(Structured figure records)

**********

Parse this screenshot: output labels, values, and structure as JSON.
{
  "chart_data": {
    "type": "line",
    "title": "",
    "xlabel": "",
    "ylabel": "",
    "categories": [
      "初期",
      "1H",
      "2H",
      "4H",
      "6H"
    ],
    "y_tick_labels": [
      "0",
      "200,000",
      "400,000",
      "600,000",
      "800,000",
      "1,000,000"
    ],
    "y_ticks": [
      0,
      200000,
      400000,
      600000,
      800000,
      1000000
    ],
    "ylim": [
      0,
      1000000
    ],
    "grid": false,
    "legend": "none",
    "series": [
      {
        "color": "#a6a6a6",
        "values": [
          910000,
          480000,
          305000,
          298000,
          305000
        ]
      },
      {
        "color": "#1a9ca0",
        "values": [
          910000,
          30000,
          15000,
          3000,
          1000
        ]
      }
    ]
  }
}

**********

- Prompt: Type out the material again exactly as presented.

- Result for this exercise:
Parse this screenshot: output labels, values, and structure as JSON.
{
  "chart_data": {
    "type": "line",
    "title": "",
    "xlabel": "",
    "ylabel": "",
    "categories": [
      "初期",
      "1H",
      "2H",
      "4H",
      "6H"
    ],
    "y_tick_labels": [
      "0",
      "200,000",
      "400,000",
      "600,000",
      "800,000",
      "1,000,000"
    ],
    "y_ticks": [
      0,
      200000,
      400000,
      600000,
      800000,
      1000000
    ],
    "ylim": [
      0,
      1000000
    ],
    "grid": false,
    "legend": "none",
    "series": [
      {
        "color": "#a6a6a6",
        "values": [
          910000,
          480000,
          305000,
          298000,
          305000
        ]
      },
      {
        "color": "#1a9ca0",
        "values": [
          910000,
          30000,
          15000,
          3000,
          1000
        ]
      }
    ]
  }
}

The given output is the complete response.